Below are records. Copy every line with "گزارش" in it.

Available records:
↓↓↓

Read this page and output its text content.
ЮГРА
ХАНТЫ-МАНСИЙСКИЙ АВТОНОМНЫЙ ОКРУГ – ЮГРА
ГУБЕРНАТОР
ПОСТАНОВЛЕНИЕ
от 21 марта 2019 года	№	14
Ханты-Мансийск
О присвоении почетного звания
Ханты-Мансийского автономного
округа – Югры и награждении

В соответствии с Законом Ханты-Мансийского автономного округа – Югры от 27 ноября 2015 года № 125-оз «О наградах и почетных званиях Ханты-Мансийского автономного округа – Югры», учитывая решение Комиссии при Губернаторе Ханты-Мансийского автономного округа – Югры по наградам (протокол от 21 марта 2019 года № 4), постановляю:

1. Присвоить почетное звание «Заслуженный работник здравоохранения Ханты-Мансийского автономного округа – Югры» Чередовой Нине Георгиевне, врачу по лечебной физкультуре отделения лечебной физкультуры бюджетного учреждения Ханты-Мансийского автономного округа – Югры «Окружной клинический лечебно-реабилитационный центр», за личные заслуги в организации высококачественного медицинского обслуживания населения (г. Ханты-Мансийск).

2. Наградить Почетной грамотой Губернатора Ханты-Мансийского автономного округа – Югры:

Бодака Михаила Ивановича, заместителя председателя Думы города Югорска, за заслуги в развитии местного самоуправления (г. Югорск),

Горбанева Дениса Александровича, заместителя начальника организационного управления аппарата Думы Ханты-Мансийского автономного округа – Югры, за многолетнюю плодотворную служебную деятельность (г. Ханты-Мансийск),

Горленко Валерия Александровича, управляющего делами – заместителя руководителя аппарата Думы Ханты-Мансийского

↑↑↑
↓↓↓

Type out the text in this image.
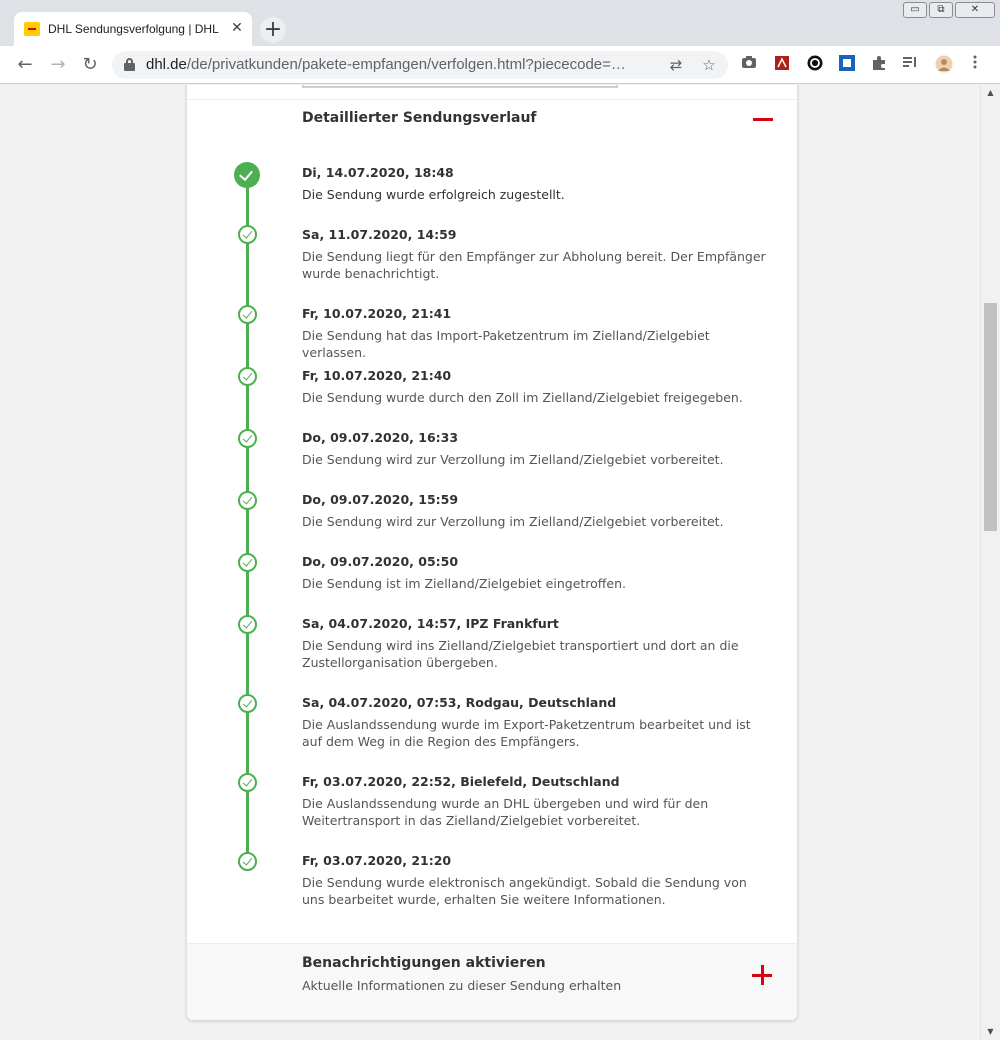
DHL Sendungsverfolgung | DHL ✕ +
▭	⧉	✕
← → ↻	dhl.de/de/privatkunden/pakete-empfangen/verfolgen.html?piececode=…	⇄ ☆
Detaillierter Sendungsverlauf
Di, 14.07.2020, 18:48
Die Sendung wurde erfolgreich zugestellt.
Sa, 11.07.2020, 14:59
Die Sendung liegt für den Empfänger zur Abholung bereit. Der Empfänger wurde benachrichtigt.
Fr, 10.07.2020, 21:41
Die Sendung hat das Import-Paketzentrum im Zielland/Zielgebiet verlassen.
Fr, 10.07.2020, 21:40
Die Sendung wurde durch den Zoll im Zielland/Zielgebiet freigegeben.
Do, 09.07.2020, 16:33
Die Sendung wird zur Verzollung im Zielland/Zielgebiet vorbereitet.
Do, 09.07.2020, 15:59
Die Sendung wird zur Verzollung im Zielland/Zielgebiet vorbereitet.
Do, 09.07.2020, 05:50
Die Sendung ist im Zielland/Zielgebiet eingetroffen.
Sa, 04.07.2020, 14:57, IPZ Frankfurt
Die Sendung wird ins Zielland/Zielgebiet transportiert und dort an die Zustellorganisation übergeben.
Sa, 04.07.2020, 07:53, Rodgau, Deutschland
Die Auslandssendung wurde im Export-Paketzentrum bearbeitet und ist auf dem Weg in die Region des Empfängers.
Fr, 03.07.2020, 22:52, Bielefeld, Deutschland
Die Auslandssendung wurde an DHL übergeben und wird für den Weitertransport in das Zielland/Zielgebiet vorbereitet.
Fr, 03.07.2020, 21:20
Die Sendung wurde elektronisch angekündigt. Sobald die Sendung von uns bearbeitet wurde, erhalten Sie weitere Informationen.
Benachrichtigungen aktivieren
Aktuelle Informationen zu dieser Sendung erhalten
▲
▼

↑↑↑
↓↓↓

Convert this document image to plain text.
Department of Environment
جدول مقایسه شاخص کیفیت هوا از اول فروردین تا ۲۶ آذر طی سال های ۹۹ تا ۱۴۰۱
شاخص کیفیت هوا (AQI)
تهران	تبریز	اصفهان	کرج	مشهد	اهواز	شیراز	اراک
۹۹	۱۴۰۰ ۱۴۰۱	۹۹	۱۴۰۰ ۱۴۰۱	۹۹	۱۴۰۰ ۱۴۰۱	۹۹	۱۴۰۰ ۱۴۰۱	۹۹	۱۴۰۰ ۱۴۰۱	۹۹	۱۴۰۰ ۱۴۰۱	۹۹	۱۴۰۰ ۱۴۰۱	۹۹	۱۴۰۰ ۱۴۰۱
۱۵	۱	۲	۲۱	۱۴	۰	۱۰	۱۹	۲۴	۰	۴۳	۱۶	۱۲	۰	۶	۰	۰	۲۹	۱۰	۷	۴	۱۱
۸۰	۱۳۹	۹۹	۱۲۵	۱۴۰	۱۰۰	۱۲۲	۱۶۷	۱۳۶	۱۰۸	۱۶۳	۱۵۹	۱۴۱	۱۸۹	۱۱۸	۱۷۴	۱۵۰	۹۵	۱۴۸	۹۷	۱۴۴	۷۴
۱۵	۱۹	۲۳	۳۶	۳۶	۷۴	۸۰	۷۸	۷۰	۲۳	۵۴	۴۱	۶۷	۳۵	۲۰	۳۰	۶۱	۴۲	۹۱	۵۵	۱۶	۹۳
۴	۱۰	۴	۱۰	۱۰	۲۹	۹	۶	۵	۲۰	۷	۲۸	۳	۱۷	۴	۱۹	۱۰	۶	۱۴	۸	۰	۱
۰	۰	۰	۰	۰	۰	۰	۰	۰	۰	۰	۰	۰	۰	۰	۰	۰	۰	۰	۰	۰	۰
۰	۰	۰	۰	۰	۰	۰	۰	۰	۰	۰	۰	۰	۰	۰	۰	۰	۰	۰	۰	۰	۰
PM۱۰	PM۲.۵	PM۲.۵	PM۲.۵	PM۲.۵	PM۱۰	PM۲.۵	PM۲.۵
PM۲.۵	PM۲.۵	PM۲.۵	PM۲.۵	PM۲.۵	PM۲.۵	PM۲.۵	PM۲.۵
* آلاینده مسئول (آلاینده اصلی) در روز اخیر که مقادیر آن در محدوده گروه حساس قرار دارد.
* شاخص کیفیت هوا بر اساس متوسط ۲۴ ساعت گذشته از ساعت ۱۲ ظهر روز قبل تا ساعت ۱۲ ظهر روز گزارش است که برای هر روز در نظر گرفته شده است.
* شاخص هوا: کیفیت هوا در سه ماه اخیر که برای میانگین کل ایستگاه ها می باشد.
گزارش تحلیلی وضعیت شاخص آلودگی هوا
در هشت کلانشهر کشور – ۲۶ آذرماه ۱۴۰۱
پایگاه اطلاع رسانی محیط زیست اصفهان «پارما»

↑↑↑

Solution for this exercise:
* شاخص کیفیت هوا بر اساس متوسط ۲۴ ساعت گذشته از ساعت ۱۲ ظهر روز قبل تا ساعت ۱۲ ظهر روز گزارش است که برای هر روز در نظر گرفته شده است.
گزارش تحلیلی وضعیت شاخص آلودگی هوا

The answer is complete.